▸ Problem to work on:
From the entries below, pull out each line where "联系电话" appears.

[Data entries]
□ □ □ □ □

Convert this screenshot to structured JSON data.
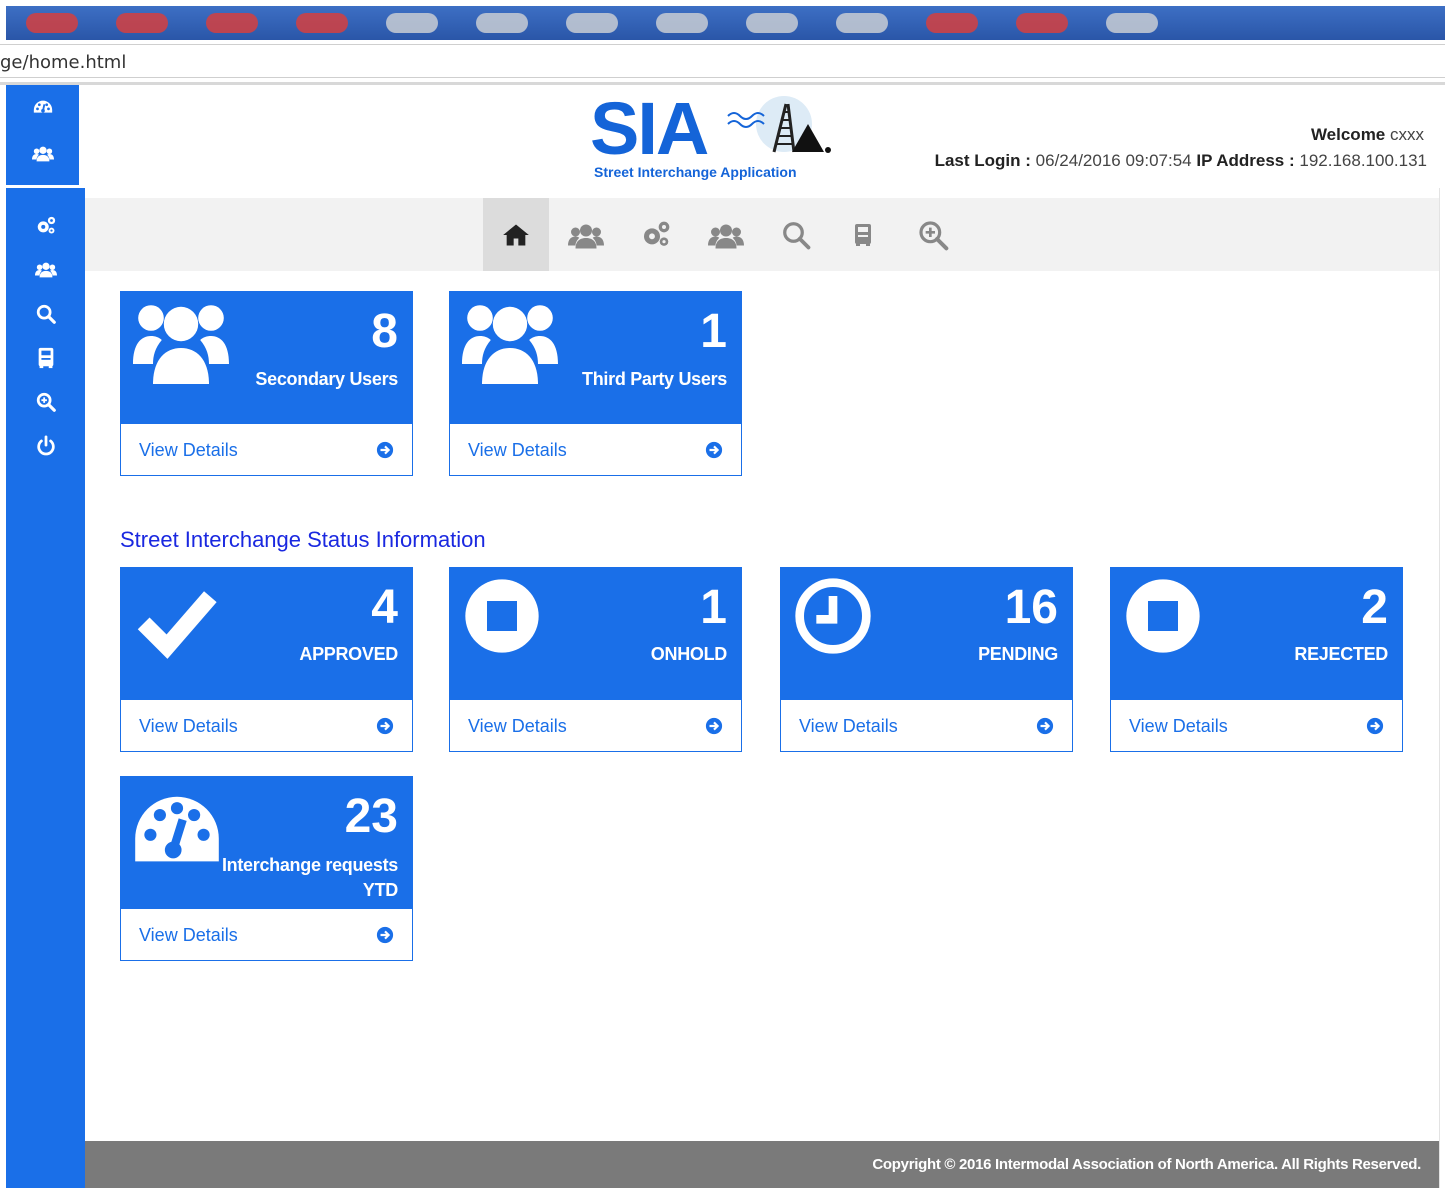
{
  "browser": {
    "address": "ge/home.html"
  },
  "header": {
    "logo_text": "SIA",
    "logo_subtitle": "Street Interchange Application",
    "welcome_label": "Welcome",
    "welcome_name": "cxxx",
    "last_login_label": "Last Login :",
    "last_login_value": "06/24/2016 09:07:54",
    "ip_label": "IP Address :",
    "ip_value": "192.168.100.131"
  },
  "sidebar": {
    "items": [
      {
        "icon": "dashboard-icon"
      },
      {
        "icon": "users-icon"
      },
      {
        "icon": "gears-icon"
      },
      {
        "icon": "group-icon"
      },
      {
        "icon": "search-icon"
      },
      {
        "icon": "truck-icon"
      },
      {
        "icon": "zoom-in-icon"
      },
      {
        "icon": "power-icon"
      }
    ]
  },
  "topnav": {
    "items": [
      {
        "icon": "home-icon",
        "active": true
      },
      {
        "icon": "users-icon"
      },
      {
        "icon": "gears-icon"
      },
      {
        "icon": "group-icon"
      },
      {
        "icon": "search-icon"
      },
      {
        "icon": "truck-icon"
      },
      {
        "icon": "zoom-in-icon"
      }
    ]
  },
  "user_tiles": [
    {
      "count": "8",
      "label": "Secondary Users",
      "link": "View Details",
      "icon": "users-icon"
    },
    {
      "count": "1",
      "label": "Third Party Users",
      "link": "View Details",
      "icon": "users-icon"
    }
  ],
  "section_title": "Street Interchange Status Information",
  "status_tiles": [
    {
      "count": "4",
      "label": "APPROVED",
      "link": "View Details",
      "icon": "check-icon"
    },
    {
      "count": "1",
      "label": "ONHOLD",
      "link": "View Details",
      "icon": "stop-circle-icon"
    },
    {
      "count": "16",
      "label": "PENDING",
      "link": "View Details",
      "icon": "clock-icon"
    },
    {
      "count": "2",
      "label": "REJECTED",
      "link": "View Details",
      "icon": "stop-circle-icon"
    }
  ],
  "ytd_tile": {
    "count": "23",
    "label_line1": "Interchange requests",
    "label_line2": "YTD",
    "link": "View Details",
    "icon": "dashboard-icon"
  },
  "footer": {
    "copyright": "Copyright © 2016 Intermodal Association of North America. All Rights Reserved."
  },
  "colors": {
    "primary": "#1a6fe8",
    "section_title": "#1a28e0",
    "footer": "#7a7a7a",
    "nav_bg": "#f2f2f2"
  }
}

□ □ □ □ □

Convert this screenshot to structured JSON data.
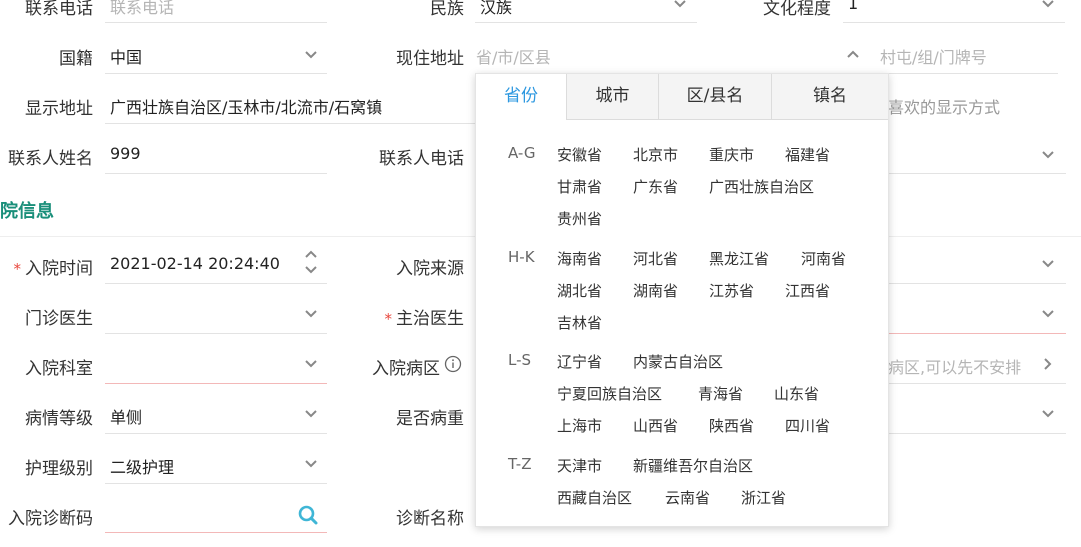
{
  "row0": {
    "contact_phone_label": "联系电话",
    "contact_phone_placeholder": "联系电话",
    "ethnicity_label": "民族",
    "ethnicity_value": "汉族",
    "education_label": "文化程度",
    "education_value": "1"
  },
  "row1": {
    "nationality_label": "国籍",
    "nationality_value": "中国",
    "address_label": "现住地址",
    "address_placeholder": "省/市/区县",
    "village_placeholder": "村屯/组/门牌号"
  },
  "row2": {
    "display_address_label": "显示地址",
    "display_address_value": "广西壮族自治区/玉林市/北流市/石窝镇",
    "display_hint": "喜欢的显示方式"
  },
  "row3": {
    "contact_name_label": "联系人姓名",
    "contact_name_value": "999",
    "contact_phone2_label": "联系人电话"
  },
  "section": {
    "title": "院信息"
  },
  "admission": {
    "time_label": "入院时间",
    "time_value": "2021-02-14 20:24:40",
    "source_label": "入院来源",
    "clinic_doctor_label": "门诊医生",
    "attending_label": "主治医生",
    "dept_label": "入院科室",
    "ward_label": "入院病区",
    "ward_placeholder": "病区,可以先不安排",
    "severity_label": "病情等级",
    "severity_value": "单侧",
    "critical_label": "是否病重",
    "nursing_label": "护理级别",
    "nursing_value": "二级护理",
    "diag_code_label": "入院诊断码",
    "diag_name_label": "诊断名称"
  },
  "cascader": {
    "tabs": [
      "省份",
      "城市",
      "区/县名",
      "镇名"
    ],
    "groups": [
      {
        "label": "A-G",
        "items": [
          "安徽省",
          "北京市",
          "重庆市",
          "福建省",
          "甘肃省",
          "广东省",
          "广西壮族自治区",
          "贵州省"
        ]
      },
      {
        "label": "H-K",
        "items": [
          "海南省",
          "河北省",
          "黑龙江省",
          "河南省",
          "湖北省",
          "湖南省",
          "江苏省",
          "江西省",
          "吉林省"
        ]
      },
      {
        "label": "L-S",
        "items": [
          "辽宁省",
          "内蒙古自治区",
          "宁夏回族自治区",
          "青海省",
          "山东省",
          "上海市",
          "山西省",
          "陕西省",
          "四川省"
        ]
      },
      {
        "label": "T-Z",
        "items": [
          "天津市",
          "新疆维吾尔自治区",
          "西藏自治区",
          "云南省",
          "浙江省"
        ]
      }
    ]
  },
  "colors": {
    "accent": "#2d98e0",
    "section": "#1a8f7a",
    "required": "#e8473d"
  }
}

□ □ □ □ □

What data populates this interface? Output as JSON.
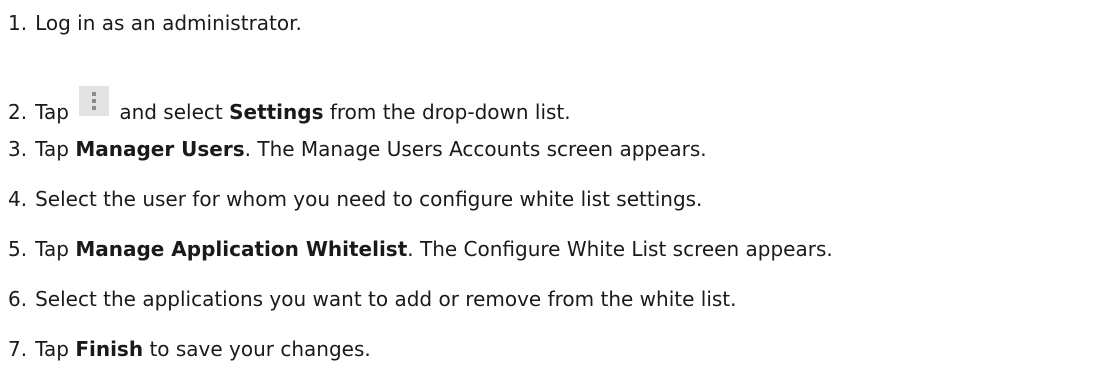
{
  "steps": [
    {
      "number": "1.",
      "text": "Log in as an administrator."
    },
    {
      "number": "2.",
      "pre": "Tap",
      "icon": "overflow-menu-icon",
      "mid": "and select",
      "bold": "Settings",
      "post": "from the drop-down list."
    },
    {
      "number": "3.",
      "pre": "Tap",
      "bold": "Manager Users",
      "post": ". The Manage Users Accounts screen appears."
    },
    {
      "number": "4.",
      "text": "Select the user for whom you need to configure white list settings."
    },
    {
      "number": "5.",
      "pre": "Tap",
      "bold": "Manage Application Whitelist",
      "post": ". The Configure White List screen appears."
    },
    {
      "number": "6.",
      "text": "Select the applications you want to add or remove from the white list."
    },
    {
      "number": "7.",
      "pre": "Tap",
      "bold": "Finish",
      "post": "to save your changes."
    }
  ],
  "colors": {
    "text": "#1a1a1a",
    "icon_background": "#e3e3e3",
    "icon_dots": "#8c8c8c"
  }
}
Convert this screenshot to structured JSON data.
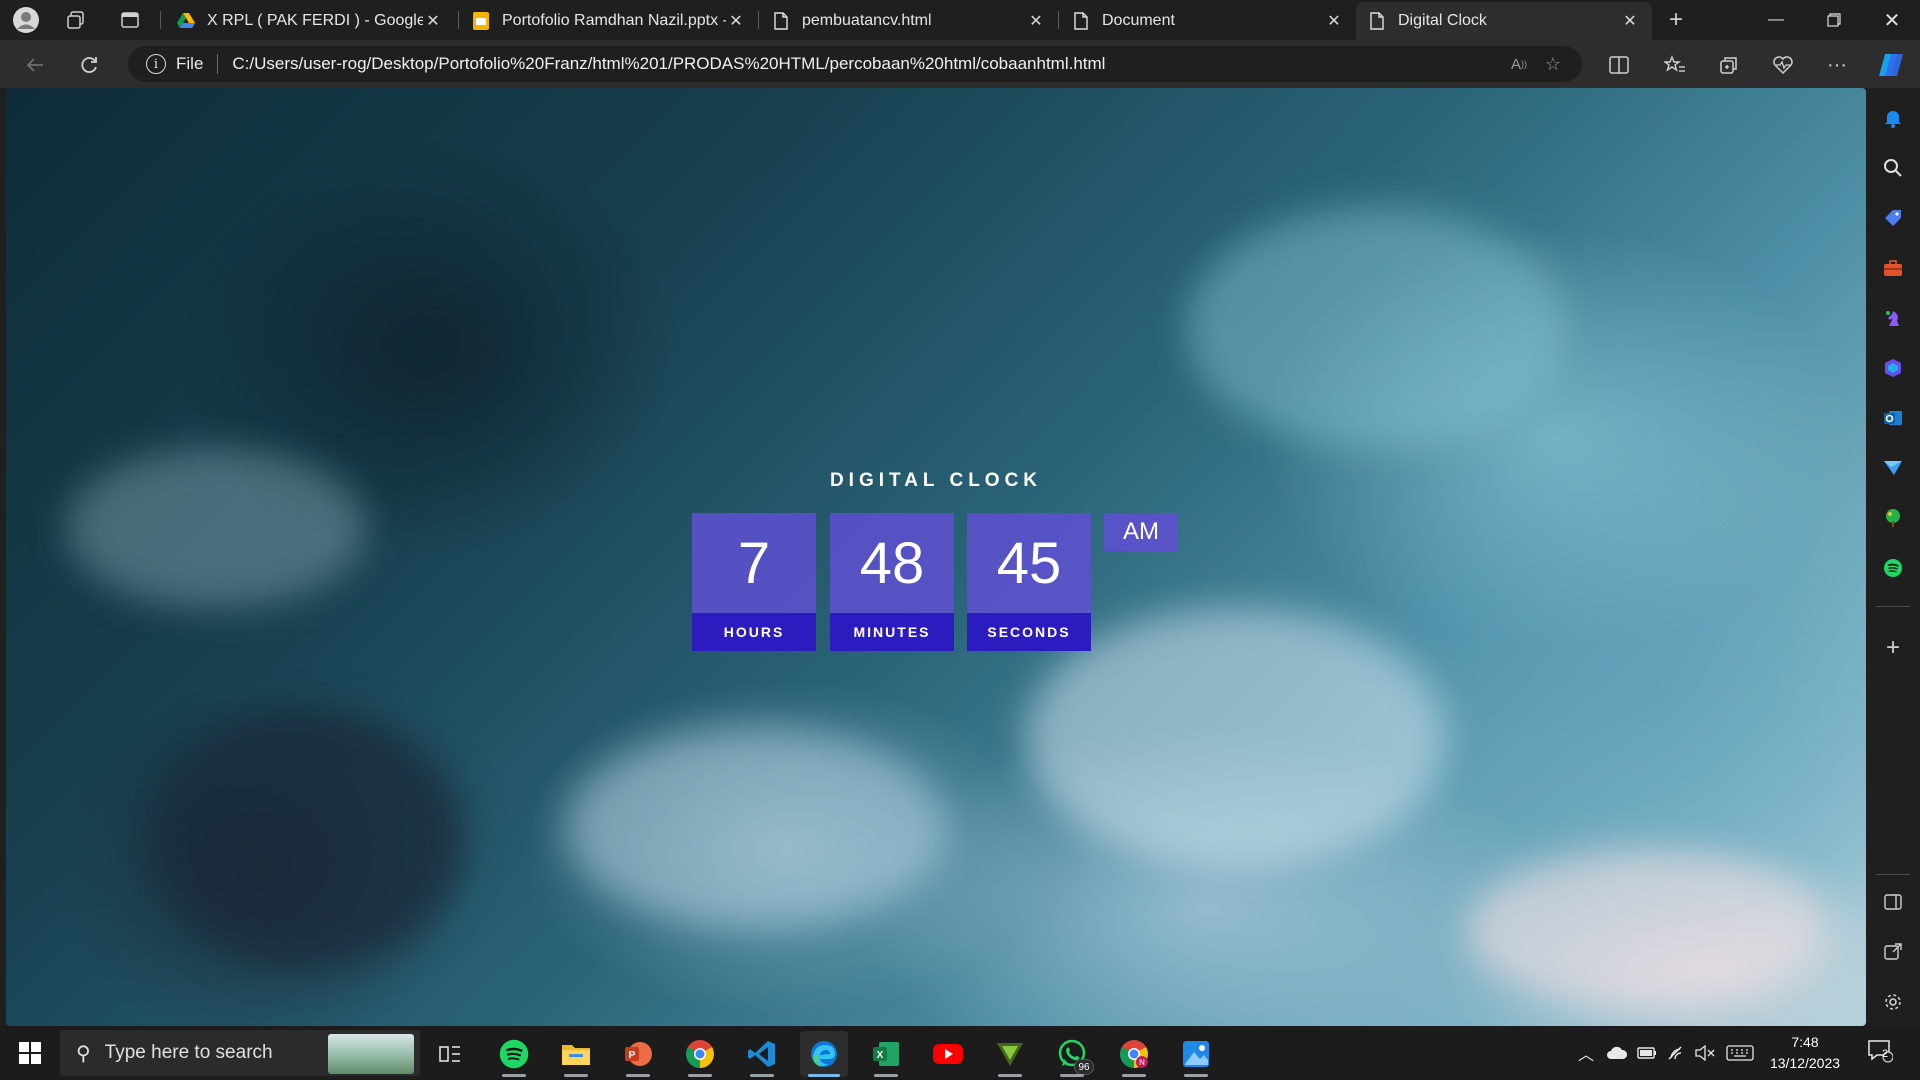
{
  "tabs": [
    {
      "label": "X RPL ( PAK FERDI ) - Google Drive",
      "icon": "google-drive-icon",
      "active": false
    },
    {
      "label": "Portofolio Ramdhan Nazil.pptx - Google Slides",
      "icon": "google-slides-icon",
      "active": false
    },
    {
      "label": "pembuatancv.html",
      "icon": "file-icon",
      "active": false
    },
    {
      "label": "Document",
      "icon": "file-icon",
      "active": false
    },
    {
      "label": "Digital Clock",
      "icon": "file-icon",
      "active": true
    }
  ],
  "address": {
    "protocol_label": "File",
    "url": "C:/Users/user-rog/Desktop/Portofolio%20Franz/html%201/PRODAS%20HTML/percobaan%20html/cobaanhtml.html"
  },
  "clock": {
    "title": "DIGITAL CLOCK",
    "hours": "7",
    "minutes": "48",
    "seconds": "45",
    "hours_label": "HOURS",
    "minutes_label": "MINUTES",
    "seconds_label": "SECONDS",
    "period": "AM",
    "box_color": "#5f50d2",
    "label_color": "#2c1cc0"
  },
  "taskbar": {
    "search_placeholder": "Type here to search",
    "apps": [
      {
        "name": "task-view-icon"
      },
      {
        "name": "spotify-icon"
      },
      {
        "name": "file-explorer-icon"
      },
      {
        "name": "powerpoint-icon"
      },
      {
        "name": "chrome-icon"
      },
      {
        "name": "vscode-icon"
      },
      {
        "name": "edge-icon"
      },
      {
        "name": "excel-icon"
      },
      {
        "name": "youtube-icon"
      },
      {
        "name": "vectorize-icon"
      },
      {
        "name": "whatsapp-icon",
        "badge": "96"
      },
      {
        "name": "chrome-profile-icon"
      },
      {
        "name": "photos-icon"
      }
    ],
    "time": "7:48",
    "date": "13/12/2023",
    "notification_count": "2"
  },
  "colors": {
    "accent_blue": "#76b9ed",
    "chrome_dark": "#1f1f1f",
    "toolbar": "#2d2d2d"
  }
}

□ □ □ □ □

▸ Task output:
    "contact_phone_label": "联系电话",
    "contact_phone_placeholder": "联系电话",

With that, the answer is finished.